Stored data entries
------------------------------------------------------------------------
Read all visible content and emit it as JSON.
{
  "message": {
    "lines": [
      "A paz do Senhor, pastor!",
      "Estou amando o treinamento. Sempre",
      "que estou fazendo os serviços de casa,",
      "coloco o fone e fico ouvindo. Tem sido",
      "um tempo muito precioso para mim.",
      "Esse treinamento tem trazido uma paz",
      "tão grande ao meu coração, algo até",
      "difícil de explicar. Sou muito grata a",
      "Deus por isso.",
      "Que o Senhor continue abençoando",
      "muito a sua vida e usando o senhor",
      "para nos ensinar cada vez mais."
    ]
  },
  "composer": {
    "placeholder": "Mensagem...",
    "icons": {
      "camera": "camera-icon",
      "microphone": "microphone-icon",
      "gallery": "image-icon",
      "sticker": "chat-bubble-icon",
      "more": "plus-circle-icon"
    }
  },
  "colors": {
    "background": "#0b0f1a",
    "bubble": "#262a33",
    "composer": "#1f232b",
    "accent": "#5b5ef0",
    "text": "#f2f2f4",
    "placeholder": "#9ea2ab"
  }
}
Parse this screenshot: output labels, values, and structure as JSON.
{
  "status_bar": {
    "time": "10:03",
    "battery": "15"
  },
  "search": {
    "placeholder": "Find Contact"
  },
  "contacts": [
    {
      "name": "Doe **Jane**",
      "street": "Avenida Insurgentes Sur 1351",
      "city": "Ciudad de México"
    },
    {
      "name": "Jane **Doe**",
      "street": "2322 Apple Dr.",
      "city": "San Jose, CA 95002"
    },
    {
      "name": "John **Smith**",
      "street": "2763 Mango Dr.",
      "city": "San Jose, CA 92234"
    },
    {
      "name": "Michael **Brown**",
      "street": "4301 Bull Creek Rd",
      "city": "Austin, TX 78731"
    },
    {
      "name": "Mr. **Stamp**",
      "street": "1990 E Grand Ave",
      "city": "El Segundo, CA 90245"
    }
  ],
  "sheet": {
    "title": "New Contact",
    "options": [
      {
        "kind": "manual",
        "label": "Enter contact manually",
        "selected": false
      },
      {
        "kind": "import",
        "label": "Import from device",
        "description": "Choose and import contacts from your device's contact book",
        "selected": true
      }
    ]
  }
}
------------------------------------------------------------------------
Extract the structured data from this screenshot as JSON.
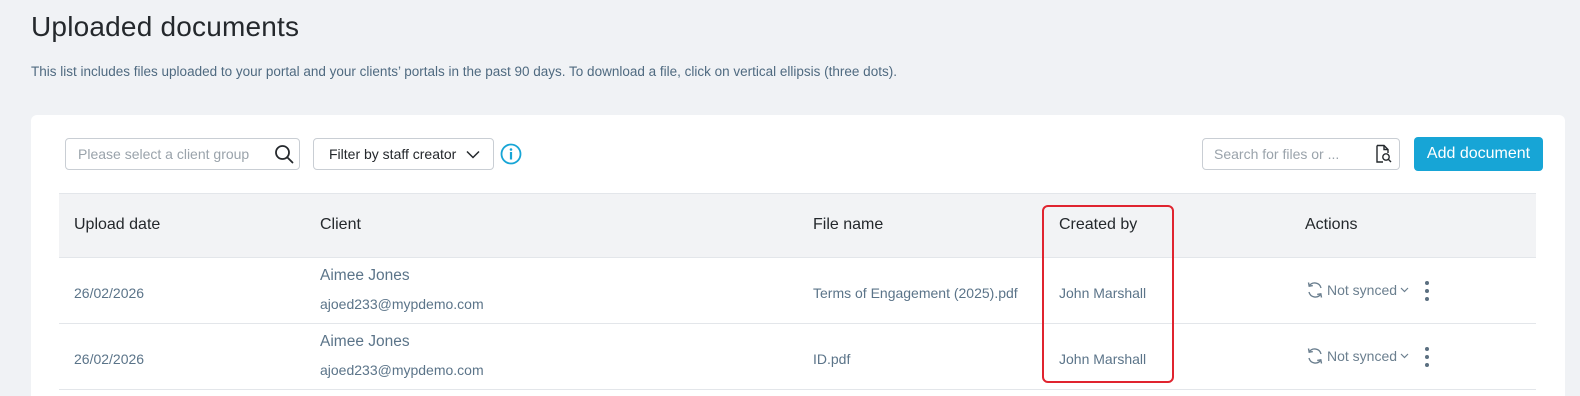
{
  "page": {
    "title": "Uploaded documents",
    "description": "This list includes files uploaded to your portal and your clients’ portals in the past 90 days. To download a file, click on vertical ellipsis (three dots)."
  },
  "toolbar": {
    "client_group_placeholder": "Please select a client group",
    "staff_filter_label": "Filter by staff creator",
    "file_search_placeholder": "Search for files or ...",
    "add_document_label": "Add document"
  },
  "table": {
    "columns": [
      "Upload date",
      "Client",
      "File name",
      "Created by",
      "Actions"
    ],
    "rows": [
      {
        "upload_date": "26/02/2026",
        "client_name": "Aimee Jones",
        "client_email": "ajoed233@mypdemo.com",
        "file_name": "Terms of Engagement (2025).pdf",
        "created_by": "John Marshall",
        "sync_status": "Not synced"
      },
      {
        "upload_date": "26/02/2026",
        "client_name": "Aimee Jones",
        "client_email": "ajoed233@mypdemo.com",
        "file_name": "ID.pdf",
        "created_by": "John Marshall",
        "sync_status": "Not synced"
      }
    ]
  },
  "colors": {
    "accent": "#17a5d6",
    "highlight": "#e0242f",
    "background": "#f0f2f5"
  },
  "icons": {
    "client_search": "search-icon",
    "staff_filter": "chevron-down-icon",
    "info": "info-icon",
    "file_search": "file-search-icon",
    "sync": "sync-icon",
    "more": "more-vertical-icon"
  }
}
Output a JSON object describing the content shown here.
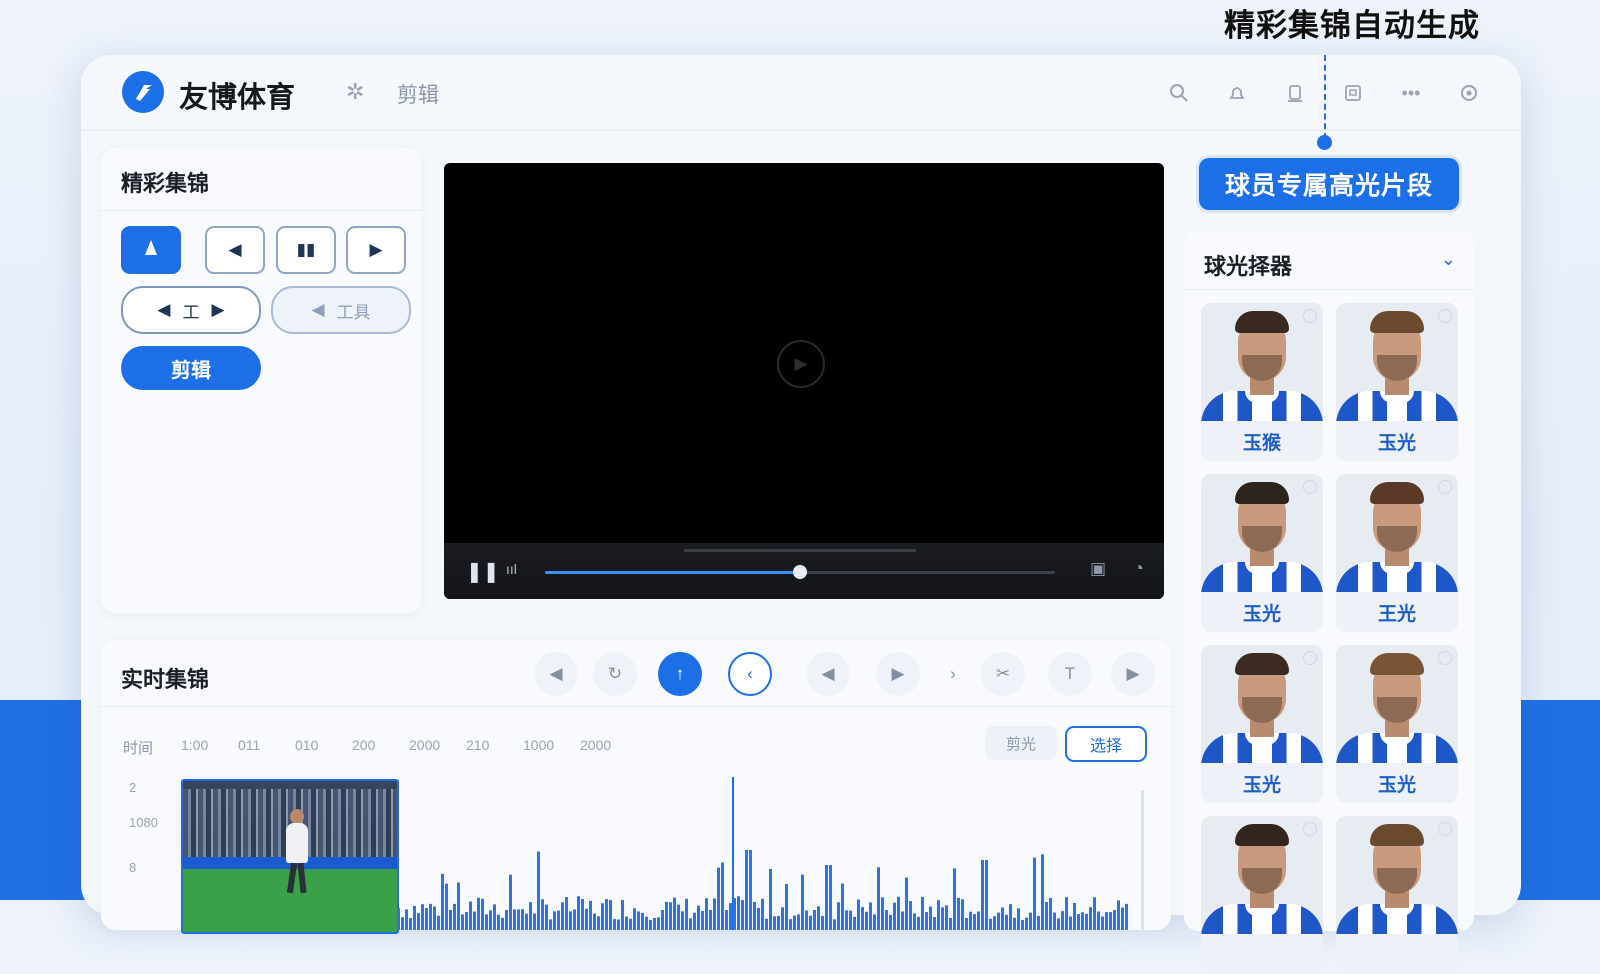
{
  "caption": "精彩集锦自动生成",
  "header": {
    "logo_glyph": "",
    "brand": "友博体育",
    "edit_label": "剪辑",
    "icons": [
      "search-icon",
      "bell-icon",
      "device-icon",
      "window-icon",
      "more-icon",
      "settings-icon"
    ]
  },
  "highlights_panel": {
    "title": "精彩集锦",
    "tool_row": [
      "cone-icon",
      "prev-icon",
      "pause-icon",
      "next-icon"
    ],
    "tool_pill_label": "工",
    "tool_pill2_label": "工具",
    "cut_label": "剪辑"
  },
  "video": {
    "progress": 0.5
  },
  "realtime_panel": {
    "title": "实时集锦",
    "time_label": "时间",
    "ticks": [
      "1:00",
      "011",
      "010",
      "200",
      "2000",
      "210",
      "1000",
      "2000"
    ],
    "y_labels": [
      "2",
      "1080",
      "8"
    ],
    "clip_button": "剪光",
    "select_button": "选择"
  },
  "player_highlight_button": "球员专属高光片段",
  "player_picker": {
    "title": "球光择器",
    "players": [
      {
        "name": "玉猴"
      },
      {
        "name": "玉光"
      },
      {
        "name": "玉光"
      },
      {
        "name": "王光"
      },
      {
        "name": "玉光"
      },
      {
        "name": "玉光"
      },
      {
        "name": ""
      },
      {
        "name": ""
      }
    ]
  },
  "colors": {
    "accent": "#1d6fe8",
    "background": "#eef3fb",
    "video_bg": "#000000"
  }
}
------------------------------------------------------------------------
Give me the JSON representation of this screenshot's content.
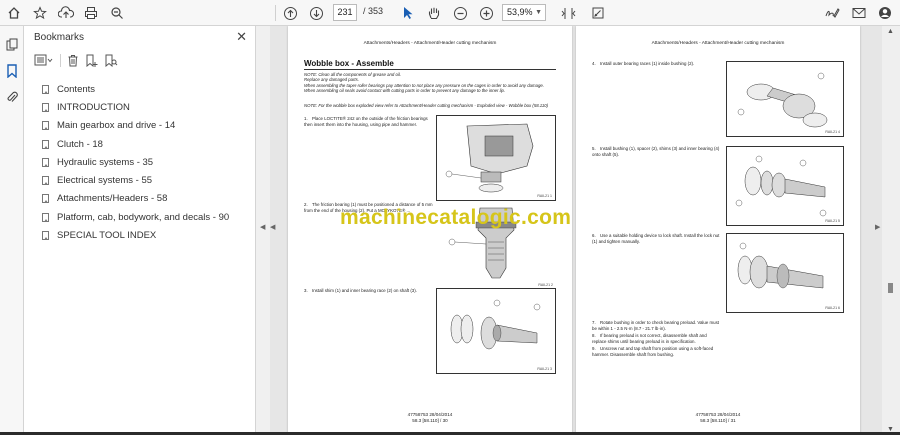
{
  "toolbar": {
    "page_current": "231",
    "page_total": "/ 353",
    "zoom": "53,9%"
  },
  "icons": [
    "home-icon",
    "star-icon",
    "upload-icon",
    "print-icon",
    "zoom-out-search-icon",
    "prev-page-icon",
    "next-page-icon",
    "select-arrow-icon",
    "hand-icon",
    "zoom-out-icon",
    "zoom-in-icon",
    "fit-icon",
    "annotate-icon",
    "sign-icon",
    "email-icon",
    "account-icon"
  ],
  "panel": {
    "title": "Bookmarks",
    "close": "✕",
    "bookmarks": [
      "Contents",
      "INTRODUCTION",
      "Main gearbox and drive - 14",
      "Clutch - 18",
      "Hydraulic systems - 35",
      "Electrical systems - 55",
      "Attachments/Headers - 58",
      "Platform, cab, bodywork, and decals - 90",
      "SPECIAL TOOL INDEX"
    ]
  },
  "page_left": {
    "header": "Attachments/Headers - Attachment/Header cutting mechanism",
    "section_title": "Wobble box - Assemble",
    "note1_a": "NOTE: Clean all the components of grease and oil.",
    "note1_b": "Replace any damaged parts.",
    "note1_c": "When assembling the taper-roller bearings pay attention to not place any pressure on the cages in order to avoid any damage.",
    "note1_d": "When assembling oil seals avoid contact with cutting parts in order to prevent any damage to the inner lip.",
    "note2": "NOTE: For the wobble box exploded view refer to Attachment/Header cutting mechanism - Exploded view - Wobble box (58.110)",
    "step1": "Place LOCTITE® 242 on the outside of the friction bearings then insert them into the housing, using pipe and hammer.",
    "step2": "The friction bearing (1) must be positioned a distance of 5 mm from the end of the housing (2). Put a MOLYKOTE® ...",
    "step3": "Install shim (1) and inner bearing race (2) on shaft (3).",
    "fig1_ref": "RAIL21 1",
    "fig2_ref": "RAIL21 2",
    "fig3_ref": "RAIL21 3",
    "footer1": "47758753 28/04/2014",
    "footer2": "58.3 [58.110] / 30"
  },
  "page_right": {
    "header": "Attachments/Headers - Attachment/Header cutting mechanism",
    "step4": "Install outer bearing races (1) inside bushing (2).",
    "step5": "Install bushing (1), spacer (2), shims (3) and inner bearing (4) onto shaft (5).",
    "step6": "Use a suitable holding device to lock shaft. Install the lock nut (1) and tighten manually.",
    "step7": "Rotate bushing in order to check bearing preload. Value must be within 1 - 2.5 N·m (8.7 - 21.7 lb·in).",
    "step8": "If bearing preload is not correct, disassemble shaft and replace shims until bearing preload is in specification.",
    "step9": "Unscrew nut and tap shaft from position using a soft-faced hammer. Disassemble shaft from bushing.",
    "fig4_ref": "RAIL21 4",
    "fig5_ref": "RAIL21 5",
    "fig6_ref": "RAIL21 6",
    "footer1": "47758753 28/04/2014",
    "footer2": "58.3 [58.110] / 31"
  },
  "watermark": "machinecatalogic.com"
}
------------------------------------------------------------------------
Say the number of lines in the records above that include the string "inner", and no more.

Reply
3